# REQUEST A
Set down, word for word, the lines of the listing below, starting with its first line and going on through the line with "cell-aerobic-positive: - bbox=[190, 578, 268, 614]".

# EXTRACT
# Bread Baskets



## donk (Sep 7, 2009)

Hi all Sorry if I but I must ask a what maybe a very stupid question?? I have noticed other members talking about using bread baskets to aid traction in soggy conditions I take it these are the ones that bread is delivered to the super markets. Please could somebody how they are used for the soggy bit and do you have to modify them at all very many thanks in advance for any reply Donk ( stupid ) Dave


----------



## Gary1944 (Feb 21, 2009)

Hi Donk, Not used them myself, but saw people attempting to get off Peterborough Showground recently, not very successfully. They are the bottom diamond pattern of the crates cut into strips. Look like a good idea, and I'm sure if it hadn't been quite so wet they would have been successful.

BTW I thought you were down under with Crocodile Dundee in the outback! Did they let you out? :lol: Gary


----------



## uncleswede (Apr 16, 2010)

We had to use our Monster Mats





)

for the first time last weekend on a soggy pitch in the Cotswolds. Without them we wouldn't have been able to a) get onto the pitch and b) get up the levelling ramps. I recommend them


----------



## rugbyken (Jan 16, 2006)

the baskets refered to are the bottom cut out of the delivery crates they give you a mat about 2' x 18" or 600 x 450mm, they are very good for parking on to stop the van sinking if its wet , got stuck at the side of the daughters 2 weeks ago jacked up and put the mats under the wheels and drove of fine, & recently followed tom tom down a sand covered track in portugal that turned out to be just sand they got me out of that as well, i carry them strapped to the bike rack & am thinking of getting another 4 they're that light & useful,


----------



## ched999uk (Jan 31, 2011)

Wish I could get some. 

I think Peterborough was exceptional and the bread basket bases did stop MHs sinking. Some of the soft areas that had to be driven over at Peterborough were so soft a road a bread trays would have been needed to get some onto the tarmac.


----------



## eddievanbitz (May 1, 2005)

Steal them the same as everyone else! 

The owners clearly emboss on them this is the property etc

:wink: Pick the laws to adhere too and the ones to break!

Eddie


----------

# REQUEST B
From the bread baskets thread above, extract word for word the passage starting with "## ched999uk (Jan" and going on through "as everyone else!".

# RECORDS FOR THIS TASK
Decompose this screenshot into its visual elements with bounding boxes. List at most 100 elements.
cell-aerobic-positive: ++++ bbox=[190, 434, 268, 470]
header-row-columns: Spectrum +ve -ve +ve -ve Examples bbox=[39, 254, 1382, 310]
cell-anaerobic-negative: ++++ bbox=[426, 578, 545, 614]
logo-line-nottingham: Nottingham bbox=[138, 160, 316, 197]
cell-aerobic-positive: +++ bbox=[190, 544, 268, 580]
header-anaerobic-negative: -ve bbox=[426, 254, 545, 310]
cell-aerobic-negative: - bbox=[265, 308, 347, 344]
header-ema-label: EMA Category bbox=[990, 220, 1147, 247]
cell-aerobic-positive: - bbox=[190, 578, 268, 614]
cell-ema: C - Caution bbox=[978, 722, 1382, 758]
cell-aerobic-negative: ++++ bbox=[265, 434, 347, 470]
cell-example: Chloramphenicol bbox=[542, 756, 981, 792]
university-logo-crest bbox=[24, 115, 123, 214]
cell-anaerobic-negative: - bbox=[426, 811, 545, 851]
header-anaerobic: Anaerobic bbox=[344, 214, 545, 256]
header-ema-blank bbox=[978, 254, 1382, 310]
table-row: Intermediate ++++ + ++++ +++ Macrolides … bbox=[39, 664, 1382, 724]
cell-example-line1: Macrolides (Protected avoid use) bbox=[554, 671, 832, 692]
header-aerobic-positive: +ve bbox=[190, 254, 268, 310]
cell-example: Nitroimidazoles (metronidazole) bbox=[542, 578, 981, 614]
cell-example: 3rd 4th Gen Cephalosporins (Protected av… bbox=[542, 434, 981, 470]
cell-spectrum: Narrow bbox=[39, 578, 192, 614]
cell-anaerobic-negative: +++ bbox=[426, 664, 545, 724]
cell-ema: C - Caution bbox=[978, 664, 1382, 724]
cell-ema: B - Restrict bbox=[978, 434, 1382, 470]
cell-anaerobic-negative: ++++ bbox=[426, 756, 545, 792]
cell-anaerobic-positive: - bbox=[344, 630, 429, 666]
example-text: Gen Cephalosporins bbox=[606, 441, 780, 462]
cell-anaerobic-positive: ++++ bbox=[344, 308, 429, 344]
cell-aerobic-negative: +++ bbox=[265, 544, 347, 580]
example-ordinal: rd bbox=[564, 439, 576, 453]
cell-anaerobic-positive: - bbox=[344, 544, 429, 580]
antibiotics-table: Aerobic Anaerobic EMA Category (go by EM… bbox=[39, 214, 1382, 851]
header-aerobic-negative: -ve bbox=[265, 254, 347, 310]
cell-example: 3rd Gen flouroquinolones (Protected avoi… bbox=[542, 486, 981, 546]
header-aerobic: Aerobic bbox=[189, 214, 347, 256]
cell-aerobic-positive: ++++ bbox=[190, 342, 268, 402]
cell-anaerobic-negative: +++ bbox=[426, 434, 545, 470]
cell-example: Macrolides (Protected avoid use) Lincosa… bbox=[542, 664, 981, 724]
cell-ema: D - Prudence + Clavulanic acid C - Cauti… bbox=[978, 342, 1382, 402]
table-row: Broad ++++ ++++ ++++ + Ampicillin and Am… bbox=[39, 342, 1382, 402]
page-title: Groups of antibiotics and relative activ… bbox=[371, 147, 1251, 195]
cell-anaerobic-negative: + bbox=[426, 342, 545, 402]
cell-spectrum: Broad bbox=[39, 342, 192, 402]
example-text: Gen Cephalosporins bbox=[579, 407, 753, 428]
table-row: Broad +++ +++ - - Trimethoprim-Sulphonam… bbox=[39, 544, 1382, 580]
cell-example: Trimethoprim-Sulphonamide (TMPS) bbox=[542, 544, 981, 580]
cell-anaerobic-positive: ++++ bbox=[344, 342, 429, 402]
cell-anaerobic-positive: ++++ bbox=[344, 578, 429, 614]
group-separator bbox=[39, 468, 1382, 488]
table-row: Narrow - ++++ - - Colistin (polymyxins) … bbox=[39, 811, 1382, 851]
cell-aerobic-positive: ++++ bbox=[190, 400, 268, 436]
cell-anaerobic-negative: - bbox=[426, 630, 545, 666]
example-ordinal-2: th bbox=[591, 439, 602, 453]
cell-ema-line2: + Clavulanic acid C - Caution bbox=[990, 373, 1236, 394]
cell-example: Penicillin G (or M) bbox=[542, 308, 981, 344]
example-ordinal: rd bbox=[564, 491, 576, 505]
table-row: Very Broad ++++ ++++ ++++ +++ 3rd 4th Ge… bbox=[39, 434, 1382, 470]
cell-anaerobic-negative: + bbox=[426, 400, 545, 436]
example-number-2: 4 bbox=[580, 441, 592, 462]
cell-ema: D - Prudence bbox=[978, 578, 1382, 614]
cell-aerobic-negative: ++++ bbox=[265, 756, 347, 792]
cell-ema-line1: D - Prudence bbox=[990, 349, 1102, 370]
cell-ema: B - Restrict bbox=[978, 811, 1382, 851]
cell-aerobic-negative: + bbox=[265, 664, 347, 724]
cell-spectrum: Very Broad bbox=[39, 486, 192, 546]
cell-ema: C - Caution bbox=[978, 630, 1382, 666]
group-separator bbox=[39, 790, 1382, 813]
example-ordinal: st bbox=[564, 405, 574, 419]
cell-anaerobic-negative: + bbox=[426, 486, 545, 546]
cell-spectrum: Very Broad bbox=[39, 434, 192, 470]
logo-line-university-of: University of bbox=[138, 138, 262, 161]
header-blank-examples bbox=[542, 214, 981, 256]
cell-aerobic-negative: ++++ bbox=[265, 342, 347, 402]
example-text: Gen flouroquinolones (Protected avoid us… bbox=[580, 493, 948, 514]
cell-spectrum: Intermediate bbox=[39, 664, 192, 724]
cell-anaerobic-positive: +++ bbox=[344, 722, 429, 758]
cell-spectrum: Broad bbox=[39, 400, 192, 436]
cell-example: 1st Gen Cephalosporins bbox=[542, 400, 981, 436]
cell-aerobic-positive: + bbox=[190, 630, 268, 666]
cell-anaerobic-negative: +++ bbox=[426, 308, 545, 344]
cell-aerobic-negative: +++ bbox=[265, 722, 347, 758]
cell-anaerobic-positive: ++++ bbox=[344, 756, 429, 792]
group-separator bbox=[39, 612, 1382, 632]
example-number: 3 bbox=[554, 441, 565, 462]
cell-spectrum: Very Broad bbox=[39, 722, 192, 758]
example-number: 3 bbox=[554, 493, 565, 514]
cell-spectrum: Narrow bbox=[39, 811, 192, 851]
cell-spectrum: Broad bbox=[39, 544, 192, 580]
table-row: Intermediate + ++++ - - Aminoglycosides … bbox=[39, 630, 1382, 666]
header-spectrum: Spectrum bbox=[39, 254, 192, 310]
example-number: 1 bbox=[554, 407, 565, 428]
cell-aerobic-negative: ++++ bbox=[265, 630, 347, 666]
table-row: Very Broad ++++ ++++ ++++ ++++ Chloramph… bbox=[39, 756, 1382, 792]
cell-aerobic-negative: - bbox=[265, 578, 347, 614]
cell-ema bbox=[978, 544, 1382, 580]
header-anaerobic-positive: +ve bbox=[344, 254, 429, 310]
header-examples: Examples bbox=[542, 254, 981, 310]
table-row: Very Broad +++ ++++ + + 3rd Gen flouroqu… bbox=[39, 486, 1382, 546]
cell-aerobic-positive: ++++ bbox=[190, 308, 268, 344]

# CORRECT OUTPUT A
Decompose this screenshot into its visual elements with bounding boxes. List at most 100 elements.
cell-aerobic-positive: ++++ bbox=[190, 434, 268, 470]
header-row-columns: Spectrum +ve -ve +ve -ve Examples bbox=[39, 254, 1382, 310]
cell-anaerobic-negative: ++++ bbox=[426, 578, 545, 614]
logo-line-nottingham: Nottingham bbox=[138, 160, 316, 197]
cell-aerobic-positive: +++ bbox=[190, 544, 268, 580]
header-anaerobic-negative: -ve bbox=[426, 254, 545, 310]
cell-aerobic-negative: - bbox=[265, 308, 347, 344]
header-ema-label: EMA Category bbox=[990, 220, 1147, 247]
cell-aerobic-positive: - bbox=[190, 578, 268, 614]

# CORRECT OUTPUT B
## ched999uk (Jan 31, 2011)

Wish I could get some. 

I think Peterborough was exceptional and the bread basket bases did stop MHs sinking. Some of the soft areas that had to be driven over at Peterborough were so soft a road a bread trays would have been needed to get some onto the tarmac.


----------



## eddievanbitz (May 1, 2005)

Steal them the same as everyone else!